[Provided material start]

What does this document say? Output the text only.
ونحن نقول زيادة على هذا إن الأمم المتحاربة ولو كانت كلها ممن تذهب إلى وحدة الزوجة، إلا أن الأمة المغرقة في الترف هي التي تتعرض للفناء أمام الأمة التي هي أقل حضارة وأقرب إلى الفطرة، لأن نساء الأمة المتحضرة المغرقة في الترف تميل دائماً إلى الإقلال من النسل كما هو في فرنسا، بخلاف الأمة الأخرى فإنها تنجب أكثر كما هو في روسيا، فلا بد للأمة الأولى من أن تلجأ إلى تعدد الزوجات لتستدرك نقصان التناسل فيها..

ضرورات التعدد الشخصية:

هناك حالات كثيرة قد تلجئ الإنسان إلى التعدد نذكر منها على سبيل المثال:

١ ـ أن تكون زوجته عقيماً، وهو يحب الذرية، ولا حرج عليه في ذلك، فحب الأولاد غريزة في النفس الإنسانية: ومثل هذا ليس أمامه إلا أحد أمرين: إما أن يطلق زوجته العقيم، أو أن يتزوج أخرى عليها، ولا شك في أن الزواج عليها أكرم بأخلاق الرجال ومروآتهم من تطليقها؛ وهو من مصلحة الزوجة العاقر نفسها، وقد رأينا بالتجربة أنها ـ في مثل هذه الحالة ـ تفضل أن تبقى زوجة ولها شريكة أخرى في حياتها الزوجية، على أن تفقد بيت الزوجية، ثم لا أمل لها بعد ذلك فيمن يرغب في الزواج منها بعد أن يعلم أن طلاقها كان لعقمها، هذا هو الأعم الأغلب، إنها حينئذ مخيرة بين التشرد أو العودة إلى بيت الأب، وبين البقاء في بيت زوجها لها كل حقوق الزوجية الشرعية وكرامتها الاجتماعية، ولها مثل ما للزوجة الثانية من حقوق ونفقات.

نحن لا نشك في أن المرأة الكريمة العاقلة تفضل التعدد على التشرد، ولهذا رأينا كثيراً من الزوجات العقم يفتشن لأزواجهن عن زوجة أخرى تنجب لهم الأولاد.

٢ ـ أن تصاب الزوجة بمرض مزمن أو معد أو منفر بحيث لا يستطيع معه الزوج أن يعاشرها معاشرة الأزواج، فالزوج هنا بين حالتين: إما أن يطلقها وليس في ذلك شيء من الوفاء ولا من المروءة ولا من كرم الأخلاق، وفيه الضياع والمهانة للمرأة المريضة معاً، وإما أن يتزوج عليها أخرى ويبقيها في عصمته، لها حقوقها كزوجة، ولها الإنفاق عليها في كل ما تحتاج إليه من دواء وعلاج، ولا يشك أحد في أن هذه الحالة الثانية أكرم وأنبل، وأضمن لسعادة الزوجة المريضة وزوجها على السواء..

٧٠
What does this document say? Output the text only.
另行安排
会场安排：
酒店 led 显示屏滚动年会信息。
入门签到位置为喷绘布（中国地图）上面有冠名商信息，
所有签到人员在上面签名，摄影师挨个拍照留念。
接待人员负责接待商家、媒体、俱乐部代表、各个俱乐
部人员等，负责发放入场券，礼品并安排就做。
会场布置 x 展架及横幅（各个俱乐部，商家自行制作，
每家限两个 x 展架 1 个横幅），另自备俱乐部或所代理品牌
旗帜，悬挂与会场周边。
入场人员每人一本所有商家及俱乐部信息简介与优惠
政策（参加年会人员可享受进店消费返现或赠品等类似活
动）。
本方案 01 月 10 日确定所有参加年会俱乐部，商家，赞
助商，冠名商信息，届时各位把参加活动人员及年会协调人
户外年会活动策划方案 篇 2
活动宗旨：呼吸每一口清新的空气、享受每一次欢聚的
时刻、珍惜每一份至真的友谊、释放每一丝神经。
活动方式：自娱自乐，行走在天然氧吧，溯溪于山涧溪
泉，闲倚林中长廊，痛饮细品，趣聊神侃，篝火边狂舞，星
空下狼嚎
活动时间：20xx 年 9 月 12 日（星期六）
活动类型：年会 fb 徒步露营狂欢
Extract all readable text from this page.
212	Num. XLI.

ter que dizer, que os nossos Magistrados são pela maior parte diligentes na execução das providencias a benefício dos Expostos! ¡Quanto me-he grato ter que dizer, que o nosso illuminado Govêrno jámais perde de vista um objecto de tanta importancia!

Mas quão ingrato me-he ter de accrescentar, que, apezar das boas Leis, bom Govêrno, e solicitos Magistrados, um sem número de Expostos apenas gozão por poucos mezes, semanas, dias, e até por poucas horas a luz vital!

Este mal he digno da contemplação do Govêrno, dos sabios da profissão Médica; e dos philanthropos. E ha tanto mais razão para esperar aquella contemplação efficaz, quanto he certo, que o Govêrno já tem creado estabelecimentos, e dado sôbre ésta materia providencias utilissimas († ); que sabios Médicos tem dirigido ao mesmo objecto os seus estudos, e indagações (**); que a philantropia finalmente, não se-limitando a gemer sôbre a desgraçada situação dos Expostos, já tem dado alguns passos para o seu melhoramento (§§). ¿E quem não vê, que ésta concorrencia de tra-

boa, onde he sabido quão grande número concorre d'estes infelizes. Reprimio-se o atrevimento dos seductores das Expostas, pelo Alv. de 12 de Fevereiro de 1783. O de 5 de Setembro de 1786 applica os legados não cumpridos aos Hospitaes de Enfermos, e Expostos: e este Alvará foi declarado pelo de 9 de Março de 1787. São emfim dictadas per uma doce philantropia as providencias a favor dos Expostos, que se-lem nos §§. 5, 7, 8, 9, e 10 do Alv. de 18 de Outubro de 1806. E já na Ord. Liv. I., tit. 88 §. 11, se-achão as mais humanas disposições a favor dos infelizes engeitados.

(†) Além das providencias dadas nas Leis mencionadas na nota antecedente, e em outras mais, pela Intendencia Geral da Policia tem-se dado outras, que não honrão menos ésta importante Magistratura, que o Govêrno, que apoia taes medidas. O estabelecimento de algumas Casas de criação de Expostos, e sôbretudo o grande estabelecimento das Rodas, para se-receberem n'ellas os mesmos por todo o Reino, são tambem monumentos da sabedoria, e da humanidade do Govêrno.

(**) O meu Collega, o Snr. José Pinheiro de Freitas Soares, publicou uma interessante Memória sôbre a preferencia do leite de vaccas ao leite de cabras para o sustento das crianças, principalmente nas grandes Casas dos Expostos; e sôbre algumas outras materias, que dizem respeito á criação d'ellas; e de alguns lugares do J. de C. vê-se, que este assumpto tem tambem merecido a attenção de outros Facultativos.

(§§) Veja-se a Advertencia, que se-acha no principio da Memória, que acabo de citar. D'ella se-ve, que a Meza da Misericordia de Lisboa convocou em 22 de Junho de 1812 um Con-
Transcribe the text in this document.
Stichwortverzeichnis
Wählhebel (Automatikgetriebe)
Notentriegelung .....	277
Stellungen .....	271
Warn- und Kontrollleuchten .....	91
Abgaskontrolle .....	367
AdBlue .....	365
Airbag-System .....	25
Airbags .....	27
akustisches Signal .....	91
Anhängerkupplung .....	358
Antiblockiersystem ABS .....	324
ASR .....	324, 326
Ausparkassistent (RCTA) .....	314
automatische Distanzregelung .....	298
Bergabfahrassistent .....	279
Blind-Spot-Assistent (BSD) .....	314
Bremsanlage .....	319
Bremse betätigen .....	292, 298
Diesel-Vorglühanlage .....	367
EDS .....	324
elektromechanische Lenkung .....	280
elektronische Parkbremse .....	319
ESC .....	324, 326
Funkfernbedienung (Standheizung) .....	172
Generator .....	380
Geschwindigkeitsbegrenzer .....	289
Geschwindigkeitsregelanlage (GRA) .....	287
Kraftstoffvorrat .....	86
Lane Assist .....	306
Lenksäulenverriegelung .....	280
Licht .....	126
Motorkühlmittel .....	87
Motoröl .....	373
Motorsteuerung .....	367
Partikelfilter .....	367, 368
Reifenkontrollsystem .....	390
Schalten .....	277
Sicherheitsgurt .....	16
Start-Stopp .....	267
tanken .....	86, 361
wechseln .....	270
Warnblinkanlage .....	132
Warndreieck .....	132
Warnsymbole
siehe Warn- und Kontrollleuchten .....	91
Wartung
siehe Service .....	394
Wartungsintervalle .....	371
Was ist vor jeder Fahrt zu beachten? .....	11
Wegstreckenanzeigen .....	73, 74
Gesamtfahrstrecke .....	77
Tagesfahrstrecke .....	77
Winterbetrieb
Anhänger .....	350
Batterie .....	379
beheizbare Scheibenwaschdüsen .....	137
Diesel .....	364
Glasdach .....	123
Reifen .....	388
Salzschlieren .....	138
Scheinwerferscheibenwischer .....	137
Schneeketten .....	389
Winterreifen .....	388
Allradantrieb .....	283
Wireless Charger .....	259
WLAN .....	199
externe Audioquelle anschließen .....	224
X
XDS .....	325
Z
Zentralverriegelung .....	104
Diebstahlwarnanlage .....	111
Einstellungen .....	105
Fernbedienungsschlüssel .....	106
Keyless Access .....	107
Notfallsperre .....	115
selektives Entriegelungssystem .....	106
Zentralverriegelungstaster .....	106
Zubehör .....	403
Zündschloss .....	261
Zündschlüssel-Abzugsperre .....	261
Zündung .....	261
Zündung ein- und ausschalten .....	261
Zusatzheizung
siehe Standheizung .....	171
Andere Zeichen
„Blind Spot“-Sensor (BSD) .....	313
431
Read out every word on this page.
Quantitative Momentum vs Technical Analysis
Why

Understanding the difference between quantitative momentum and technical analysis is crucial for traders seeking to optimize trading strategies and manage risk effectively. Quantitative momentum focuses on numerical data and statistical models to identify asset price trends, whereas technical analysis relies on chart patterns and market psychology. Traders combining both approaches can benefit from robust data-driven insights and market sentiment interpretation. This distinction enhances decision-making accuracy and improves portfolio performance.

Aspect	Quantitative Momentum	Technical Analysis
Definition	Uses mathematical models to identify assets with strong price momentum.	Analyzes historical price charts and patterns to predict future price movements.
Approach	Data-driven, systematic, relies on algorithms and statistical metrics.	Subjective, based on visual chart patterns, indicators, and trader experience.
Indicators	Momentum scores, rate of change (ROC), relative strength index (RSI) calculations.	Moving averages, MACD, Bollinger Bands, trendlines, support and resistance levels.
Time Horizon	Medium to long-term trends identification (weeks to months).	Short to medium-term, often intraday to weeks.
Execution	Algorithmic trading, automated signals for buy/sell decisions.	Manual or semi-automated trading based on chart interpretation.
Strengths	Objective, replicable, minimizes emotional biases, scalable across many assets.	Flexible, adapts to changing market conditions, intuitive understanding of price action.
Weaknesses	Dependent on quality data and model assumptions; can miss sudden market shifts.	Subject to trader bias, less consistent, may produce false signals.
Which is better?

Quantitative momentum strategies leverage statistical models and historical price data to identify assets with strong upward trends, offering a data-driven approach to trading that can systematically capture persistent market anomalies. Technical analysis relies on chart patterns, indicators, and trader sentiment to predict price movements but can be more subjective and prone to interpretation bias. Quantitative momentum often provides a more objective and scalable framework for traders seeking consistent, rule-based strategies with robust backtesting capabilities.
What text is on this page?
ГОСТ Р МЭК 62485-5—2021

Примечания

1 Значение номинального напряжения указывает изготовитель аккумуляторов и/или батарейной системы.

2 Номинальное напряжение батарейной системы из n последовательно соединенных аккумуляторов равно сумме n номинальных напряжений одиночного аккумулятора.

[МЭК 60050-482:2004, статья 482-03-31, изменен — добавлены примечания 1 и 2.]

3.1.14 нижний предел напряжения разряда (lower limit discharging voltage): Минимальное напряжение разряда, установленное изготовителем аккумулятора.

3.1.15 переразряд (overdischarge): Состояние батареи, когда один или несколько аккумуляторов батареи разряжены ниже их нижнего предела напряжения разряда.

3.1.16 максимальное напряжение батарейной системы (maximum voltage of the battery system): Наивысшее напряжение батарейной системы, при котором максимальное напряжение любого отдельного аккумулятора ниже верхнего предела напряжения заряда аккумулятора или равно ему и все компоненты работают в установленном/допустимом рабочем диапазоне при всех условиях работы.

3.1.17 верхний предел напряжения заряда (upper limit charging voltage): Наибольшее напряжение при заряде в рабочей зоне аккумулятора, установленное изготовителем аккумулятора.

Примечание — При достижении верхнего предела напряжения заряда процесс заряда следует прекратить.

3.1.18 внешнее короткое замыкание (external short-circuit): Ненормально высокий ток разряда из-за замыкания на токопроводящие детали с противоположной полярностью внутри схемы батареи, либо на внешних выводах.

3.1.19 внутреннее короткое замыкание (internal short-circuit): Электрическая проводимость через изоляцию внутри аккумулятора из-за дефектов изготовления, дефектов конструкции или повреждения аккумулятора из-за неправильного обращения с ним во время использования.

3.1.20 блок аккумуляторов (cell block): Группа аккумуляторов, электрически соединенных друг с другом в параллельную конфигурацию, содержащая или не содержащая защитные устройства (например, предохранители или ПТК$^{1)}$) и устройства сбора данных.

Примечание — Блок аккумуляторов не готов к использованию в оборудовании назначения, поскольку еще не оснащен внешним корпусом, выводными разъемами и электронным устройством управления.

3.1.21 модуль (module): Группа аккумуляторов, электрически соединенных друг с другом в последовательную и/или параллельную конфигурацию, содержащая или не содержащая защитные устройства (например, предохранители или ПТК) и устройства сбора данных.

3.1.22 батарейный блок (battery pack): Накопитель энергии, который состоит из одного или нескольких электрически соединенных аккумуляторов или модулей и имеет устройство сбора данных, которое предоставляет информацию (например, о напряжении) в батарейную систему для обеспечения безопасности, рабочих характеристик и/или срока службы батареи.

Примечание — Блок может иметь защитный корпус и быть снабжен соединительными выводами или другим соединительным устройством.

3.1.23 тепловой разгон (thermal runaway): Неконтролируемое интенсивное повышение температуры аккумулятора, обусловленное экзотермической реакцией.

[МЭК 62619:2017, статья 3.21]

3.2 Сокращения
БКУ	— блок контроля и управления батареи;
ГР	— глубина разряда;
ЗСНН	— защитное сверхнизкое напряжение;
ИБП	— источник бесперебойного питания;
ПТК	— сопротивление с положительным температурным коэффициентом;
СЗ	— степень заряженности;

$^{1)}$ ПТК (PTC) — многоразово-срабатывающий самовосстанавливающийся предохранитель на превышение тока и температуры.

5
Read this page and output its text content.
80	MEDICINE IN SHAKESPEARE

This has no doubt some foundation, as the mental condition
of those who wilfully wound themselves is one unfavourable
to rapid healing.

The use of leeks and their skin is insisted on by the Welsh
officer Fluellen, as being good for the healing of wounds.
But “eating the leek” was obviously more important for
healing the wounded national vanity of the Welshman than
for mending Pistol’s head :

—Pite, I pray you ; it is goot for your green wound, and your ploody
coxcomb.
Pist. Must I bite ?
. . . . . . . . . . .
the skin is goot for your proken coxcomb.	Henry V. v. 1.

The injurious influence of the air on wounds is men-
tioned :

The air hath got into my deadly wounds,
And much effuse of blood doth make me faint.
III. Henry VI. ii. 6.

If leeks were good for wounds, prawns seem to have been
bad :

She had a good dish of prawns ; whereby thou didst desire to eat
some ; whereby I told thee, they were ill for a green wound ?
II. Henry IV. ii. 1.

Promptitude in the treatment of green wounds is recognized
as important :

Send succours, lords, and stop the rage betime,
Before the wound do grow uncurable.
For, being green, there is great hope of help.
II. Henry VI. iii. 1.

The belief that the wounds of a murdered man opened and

[Provided material end]

Select every line in the records above that contains the word "signals".

Execution	Algorithmic trading, automated signals for buy/sell decisions.	Manual or semi-automated trading based on chart interpretation.
Weaknesses	Dependent on quality data and model assumptions; can miss sudden market shifts.	Subject to trader bias, less consistent, may produce false signals.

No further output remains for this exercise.